La inmigración, debate pendiente en la izquierda

       Cada día que pasa, vamos tomando consciencia de la trascendencia de las elecciones europeas del próximo mes de junio. El rumbo de la construcción europea está en disputa en medio de una profunda crisis del orden global. La guerra se ha enquistado en Ucrania, desangra al pueblo palestino y amenaza con incendiar Oriente Medio. La reelección de Trump es una hipótesis verosímil. Y eso supondría un refrendo mundial para el nacional-populismo, lanzado al asalto de las democracias liberales. La “operación especial” de Putin es, en última instancia, un choque gran-ruso con el proyecto integrador europeo.

            Pedro, si las amenazas son tales no es debido a conspicuas conspiraciones reaccionarias. Lo esencial ocurre a plena luz del día. Hay una reconfiguración del capitalismo mundial y una tensa redefinición de las hegemonías y las relaciones geoestratégicas. Y nuestras sociedades se ven tensionadas en medio de una desazón general. En el horizonte, se vislumbra angustiosamente el crescendo bélico, el avance del cambio climático y la decadencia de las clases medias, mucho más que la posibilidad de un futuro mejor. El cambio de perspectiva, el paso del miedo a la esperanza, depende ante todo de la propuesta de un proyecto creíble para Europa, de un proyecto federal capaz de aunar sus enormes potencialidades. Hoy por hoy, con unas fuerzas conservadoras ampliamente capturadas por el discurso del repliegue nacional de la extrema derecha, esa responsabilidad incumbe ante todo a la izquierda. Y, si hay que apurar más aún, depende – cuando menos en lo inmediato – de la capacidad de la socialdemocracia para sobreponerse a ciertos fracasos y a notorias torpezas, algunas muy recientes, y dar un paso al frente.

== DATOS MOSTRADOS ==

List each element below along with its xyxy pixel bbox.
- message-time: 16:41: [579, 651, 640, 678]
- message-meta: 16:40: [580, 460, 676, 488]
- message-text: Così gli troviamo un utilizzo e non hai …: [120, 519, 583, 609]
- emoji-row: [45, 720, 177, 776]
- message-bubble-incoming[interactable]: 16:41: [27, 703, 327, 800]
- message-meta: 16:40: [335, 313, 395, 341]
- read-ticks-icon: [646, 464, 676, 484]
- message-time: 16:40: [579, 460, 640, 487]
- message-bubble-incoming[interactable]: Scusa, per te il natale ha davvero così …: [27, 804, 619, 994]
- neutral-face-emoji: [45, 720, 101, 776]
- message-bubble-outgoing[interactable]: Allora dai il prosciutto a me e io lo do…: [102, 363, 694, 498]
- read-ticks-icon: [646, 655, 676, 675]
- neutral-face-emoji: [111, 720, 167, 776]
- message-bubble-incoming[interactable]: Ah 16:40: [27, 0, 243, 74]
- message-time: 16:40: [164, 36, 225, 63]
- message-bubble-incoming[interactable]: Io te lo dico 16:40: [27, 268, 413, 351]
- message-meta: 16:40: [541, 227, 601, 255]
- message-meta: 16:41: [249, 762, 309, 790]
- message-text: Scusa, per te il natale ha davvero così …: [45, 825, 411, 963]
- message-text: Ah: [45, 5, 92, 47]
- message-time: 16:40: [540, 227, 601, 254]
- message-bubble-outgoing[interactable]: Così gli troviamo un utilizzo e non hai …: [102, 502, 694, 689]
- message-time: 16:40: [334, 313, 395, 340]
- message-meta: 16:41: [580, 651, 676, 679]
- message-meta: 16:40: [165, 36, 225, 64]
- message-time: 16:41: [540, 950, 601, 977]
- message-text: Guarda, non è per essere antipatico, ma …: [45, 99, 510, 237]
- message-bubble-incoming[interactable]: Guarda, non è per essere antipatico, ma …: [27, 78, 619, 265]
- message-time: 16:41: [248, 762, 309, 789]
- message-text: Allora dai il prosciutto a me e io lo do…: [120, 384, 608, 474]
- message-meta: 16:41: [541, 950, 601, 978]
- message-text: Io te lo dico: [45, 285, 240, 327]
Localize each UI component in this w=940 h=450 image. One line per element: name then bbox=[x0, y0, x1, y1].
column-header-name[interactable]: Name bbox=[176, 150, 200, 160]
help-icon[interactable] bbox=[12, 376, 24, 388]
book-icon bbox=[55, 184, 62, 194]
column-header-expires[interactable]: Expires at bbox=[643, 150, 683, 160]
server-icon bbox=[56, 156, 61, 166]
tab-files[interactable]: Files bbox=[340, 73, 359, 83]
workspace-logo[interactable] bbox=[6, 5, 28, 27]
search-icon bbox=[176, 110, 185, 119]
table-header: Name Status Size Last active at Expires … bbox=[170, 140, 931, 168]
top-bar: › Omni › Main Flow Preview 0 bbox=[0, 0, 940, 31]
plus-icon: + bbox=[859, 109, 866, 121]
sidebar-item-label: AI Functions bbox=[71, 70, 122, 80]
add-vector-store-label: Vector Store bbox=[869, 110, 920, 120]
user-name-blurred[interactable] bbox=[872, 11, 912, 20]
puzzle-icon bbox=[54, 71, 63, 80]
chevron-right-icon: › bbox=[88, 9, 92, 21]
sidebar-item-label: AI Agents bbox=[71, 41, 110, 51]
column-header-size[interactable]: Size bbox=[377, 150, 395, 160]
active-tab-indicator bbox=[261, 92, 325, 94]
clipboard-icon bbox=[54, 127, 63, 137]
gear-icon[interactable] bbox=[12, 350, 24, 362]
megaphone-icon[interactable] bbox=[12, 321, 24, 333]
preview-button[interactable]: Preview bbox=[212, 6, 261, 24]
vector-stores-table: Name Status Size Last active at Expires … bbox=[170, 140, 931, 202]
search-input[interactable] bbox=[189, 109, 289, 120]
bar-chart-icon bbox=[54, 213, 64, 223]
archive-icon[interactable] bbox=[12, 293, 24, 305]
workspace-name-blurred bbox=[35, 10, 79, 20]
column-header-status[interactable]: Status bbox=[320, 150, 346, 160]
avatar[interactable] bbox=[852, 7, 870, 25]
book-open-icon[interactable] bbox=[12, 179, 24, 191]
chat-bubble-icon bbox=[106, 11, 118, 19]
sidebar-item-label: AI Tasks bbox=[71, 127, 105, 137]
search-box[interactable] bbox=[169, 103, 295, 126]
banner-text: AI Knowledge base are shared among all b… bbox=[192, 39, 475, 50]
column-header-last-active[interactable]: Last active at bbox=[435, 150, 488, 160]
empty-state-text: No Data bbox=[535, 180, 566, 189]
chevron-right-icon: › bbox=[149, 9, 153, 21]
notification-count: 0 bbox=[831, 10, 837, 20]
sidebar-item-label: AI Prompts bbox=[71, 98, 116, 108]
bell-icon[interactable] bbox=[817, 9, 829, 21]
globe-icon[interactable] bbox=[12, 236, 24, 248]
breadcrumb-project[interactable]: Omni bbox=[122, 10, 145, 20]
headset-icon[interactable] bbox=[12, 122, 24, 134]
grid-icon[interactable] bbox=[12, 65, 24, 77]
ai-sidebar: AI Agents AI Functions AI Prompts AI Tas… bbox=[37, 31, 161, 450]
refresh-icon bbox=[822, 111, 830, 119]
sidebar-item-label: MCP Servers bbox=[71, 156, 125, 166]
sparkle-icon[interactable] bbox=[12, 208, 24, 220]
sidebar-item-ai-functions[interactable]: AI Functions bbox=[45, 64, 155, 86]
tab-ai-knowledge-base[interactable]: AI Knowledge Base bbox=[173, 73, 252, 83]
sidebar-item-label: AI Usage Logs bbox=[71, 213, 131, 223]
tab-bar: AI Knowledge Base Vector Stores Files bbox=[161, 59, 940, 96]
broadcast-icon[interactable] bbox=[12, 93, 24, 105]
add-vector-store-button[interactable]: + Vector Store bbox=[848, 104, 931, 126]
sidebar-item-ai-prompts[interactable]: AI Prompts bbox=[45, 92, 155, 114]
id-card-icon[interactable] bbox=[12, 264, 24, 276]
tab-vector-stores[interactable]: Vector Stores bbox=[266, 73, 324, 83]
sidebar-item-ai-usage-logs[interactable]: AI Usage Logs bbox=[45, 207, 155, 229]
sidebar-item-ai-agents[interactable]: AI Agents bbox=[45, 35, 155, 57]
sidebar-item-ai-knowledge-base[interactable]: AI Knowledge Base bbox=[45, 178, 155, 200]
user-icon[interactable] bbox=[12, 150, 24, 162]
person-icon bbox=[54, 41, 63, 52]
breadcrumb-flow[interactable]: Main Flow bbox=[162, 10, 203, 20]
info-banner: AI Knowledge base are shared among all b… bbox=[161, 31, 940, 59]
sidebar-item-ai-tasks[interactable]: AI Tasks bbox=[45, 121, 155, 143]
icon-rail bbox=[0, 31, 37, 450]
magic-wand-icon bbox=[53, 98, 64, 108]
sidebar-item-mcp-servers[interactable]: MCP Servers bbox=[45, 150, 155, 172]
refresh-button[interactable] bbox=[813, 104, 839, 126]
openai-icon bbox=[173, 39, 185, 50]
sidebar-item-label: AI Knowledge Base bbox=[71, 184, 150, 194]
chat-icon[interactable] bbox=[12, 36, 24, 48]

== EJERCICIOS Y TAREAS ==
A) Según el fragmento del texto, ¿en qué mes serán las elecciones europeas?
B) Reproduce del fragmento del texto el pasaje que empieza con "Cada día que" y sigue hasta "proyecto integrador europeo.".

== SOLUCIONES ==
A) En junio.

B)
Cada día que pasa, vamos tomando consciencia de la trascendencia de las elecciones europeas del próximo mes de junio. El rumbo de la construcción europea está en disputa en medio de una profunda crisis del orden global. La guerra se ha enquistado en Ucrania, desangra al pueblo palestino y amenaza con incendiar Oriente Medio. La reelección de Trump es una hipótesis verosímil. Y eso supondría un refrendo mundial para el nacional-populismo, lanzado al asalto de las democracias liberales. La “operación especial” de Putin es, en última instancia, un choque gran-ruso con el proyecto integrador europeo.